Aim :: Rewrite the data below as a Markdown table with the columns Row and Text. Begin at the line that contains "Itemize the components" and stop after the line that contains "Y-axis label: Anni". Number each line, skip blank lines, and leave out the pictures.

Available records ::
>> START

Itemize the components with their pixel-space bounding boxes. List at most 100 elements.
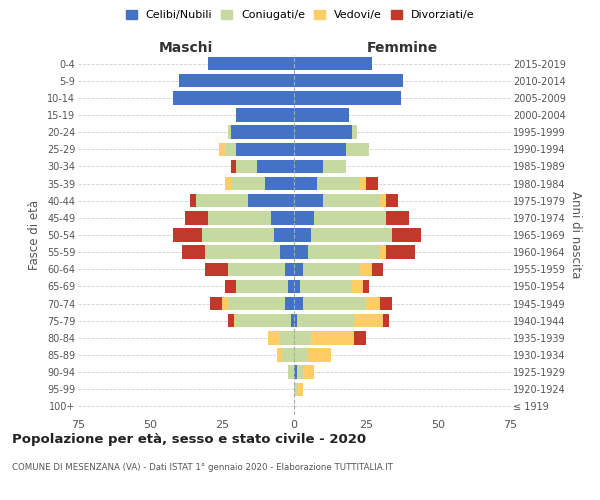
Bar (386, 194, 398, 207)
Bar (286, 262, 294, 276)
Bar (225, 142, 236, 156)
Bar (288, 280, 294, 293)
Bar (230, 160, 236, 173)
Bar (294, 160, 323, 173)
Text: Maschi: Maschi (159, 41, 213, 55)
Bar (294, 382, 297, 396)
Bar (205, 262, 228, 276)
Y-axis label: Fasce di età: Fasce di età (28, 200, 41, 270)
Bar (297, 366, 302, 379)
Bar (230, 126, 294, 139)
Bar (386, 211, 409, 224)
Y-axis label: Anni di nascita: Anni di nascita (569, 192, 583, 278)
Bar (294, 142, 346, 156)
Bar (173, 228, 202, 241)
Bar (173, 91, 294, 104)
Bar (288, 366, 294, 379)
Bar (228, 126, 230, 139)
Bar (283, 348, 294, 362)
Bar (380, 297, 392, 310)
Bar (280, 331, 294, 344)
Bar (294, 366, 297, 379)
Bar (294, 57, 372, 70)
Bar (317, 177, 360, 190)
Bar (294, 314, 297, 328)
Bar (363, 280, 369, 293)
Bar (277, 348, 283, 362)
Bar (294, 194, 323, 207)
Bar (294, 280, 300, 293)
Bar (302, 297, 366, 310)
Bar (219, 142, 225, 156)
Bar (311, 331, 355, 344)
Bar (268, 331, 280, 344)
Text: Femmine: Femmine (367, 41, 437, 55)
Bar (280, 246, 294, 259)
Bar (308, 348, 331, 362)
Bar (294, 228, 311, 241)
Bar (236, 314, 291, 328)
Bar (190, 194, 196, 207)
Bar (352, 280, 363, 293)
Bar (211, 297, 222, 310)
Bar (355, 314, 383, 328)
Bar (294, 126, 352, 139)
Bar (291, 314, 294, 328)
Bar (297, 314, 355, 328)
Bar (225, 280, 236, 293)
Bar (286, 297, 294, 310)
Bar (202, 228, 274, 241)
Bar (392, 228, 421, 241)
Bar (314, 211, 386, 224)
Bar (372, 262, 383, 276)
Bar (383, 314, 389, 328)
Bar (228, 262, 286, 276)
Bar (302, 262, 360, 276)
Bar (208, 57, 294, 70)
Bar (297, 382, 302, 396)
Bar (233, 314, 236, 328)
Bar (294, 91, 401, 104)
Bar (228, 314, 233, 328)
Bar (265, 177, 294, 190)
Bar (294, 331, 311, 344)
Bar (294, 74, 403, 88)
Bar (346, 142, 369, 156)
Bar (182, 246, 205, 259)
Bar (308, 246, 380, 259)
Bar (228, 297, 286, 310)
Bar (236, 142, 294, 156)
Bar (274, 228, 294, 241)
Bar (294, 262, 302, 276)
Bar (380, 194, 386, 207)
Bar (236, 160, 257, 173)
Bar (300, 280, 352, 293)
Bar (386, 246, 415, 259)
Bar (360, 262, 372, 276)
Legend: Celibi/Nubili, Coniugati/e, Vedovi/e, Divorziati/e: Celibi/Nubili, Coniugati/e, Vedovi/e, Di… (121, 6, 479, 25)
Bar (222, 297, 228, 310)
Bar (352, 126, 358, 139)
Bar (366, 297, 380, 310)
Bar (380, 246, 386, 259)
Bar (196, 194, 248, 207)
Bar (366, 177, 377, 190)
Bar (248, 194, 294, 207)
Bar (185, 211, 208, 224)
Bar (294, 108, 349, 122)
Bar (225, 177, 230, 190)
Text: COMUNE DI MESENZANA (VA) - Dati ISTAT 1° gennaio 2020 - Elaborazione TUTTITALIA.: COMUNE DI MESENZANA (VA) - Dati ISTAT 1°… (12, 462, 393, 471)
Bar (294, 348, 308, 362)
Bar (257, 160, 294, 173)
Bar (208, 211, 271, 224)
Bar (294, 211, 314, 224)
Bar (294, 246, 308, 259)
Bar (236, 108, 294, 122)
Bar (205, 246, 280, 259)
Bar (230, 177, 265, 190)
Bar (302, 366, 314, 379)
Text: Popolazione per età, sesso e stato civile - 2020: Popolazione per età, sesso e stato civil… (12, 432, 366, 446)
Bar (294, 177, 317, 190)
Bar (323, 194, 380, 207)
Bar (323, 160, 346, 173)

>> END
>> START

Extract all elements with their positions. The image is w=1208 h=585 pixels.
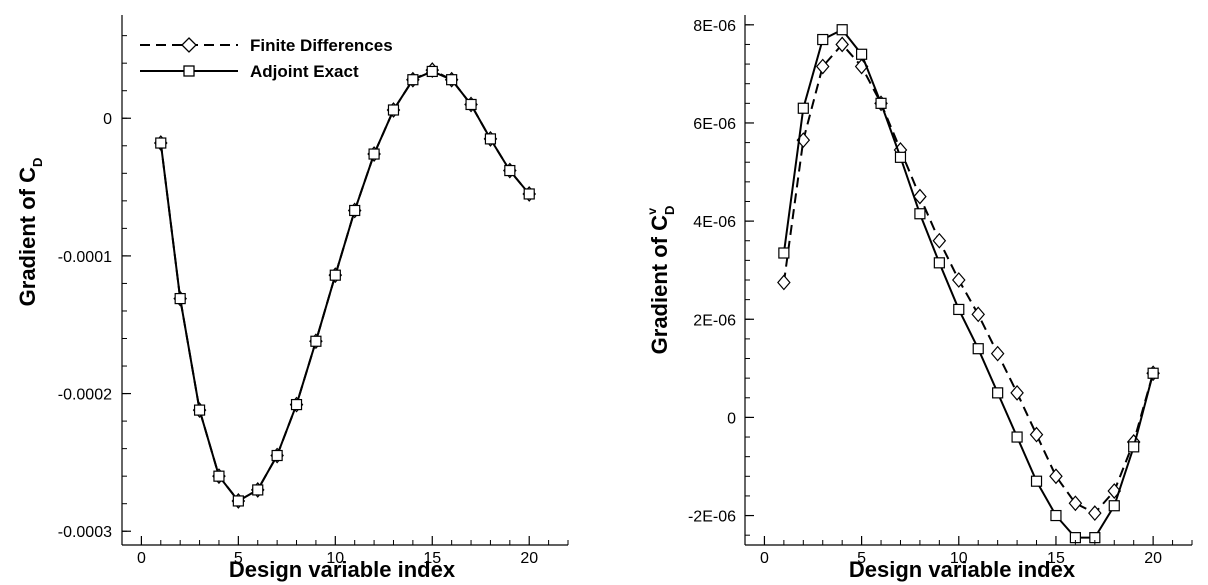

>> END

The solution ::
| Row | Text |
|---|---|
| 1 | Itemize the components with their pixel-space bounding boxes. List at most 100 elements. |
| 2 | Bar (386, 194, 398, 207) |
| 3 | Bar (286, 262, 294, 276) |
| 4 | Bar (225, 142, 236, 156) |
| 5 | Bar (288, 280, 294, 293) |
| 6 | Bar (230, 160, 236, 173) |
| 7 | Bar (294, 160, 323, 173) |
| 8 | Text: Maschi: Maschi (159, 41, 213, 55) |
| 9 | Bar (294, 382, 297, 396) |
| 10 | Bar (205, 262, 228, 276) |
| 11 | Y-axis label: Fasce di età: Fasce di età (28, 200, 41, 270) |
| 12 | Bar (297, 366, 302, 379) |
| 13 | Bar (230, 126, 294, 139) |
| 14 | Bar (386, 211, 409, 224) |
| 15 | Y-axis label: Anni di nascita: Anni di nascita (569, 192, 583, 278) |